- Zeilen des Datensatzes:
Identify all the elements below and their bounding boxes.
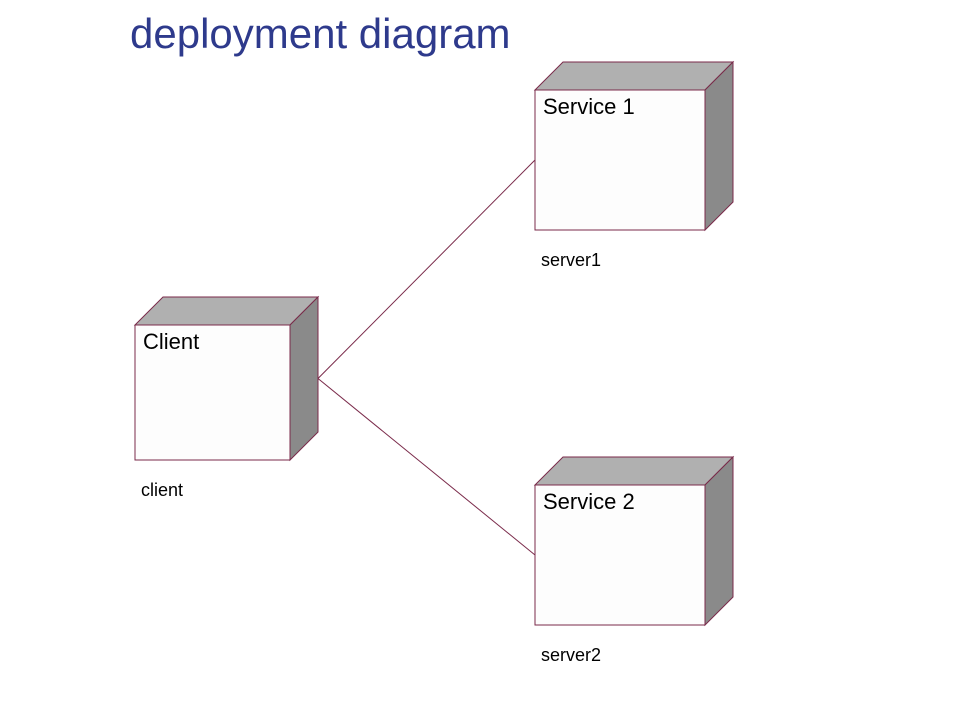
- deployment-diagram: deployment diagram Client client Service 1 s…: [0, 0, 960, 720]
- edge-client-to-service2: [318, 379, 535, 556]
- cube-side: [290, 297, 318, 460]
- node-caption-client: client: [141, 480, 183, 500]
- cube-side: [705, 62, 733, 230]
- node-client: Client client: [135, 297, 318, 500]
- cube-top: [135, 297, 318, 325]
- edges: [318, 160, 535, 555]
- node-service1: Service 1 server1: [535, 62, 733, 270]
- diagram-title: deployment diagram: [130, 10, 511, 57]
- node-caption-service1: server1: [541, 250, 601, 270]
- cube-top: [535, 457, 733, 485]
- edge-client-to-service1: [318, 160, 535, 379]
- node-caption-service2: server2: [541, 645, 601, 665]
- cube-side: [705, 457, 733, 625]
- node-label-service2: Service 2: [543, 489, 635, 514]
- node-service2: Service 2 server2: [535, 457, 733, 665]
- node-label-service1: Service 1: [543, 94, 635, 119]
- node-label-client: Client: [143, 329, 199, 354]
- cube-top: [535, 62, 733, 90]
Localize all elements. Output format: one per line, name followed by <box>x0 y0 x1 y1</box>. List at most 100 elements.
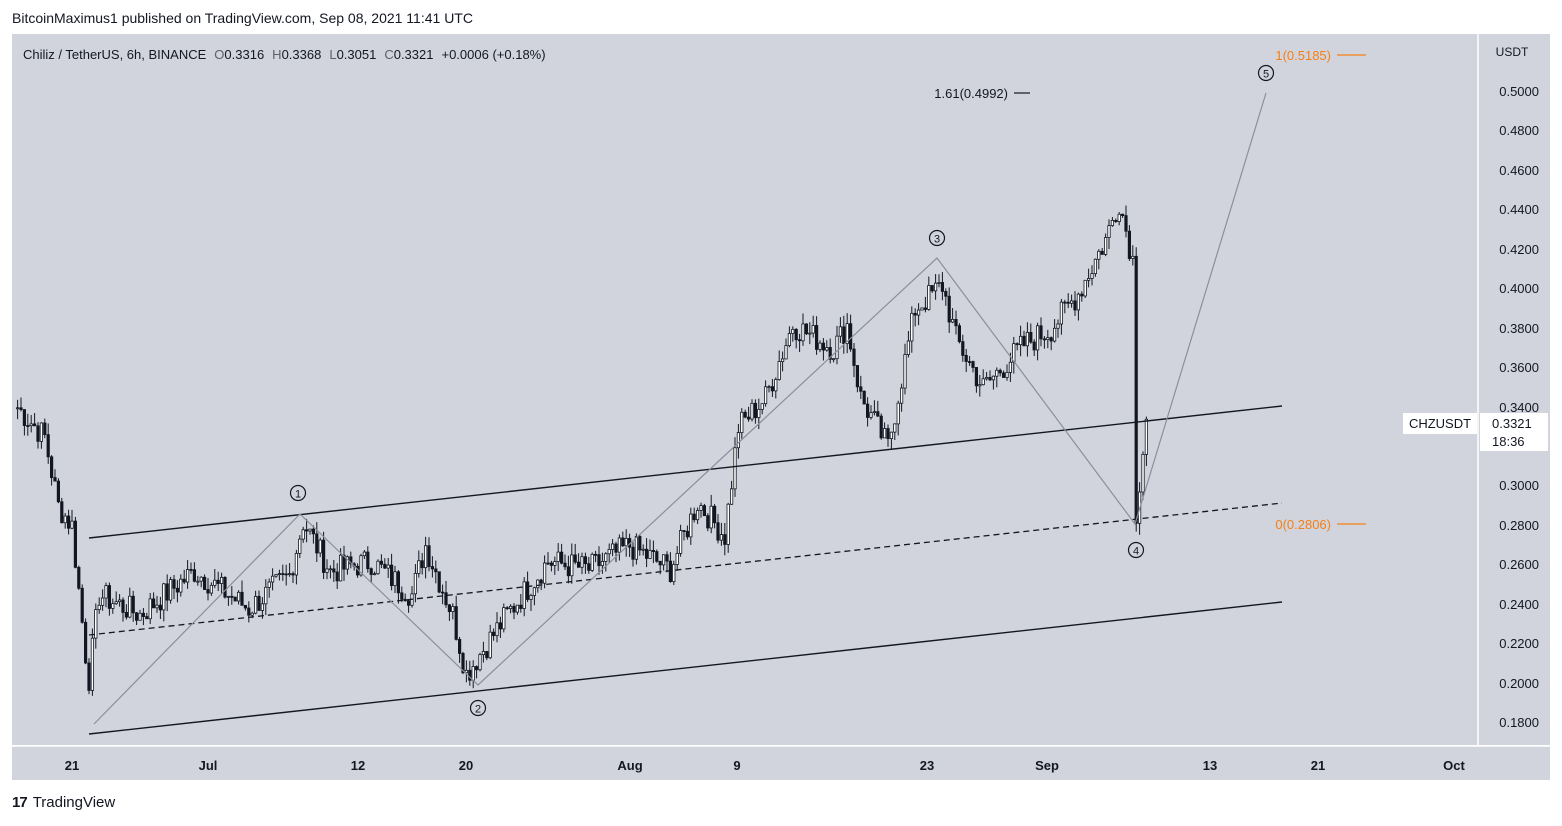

- Aufgabe:
Schreibe alle Einträge oben Zeile für Zeile unverändert ab und lass dabei die Bilder weg.

- Ergebnis der Übung:
Identify all the elements below and their bounding boxes.
- deployment-diagram: deployment diagram Client client Service 1 s…: [0, 0, 960, 720]
- edge-client-to-service2: [318, 379, 535, 556]
- cube-side: [290, 297, 318, 460]
- node-caption-client: client: [141, 480, 183, 500]
- cube-side: [705, 62, 733, 230]
- node-client: Client client: [135, 297, 318, 500]
- cube-top: [135, 297, 318, 325]
- edges: [318, 160, 535, 555]
- node-service1: Service 1 server1: [535, 62, 733, 270]
- diagram-title: deployment diagram: [130, 10, 511, 57]
- node-caption-service1: server1: [541, 250, 601, 270]
- cube-top: [535, 457, 733, 485]
- edge-client-to-service1: [318, 160, 535, 379]
- node-caption-service2: server2: [541, 645, 601, 665]
- cube-side: [705, 457, 733, 625]
- node-label-service2: Service 2: [543, 489, 635, 514]
- node-service2: Service 2 server2: [535, 457, 733, 665]
- node-label-service1: Service 1: [543, 94, 635, 119]
- node-label-client: Client: [143, 329, 199, 354]
- cube-top: [535, 62, 733, 90]
Localize all elements. Output format: one per line, name followed by <box>x0 y0 x1 y1</box>. List at most 100 elements.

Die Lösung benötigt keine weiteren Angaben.